Extract, from the records beneath this instruction, each line that contains the word "Visa".

■ Exercise material
━━━━━━━━━━━━━━━━━━━━━━━━━━━━━━

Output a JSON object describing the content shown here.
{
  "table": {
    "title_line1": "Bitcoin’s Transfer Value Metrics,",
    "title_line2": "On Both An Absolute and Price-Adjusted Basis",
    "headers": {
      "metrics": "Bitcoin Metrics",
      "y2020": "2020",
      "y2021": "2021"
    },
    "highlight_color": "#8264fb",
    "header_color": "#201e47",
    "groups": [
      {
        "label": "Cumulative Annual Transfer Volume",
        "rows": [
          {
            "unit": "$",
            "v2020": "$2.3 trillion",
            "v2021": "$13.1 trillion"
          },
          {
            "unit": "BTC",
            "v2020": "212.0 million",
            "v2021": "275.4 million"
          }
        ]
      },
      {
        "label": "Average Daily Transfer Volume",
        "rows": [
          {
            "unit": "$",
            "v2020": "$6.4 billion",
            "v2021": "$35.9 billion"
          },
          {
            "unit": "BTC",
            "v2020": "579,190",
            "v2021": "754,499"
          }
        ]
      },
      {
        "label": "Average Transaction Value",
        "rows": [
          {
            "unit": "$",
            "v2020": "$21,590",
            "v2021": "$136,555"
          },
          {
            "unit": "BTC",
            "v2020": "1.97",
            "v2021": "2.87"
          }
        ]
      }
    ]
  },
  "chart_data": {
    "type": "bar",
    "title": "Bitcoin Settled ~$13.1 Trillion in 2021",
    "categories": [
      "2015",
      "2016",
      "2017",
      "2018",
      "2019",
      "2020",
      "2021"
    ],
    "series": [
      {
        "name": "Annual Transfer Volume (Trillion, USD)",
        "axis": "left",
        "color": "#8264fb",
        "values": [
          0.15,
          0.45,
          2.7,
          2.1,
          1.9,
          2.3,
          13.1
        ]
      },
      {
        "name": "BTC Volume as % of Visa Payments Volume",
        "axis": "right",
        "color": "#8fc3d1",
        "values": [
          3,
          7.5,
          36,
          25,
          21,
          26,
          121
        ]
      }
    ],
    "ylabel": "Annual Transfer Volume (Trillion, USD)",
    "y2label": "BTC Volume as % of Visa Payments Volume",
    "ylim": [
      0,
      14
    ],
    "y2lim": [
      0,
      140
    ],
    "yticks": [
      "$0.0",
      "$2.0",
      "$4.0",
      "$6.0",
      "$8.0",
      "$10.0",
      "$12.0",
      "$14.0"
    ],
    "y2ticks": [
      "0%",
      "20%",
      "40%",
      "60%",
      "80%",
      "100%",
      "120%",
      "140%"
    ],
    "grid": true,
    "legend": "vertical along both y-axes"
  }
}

━━━━━━━━━━━━━━━━━━━━━━━━━━━━━━

■ Result of this exercise
        "name": "BTC Volume as % of Visa Payments Volume",
    "y2label": "BTC Volume as % of Visa Payments Volume",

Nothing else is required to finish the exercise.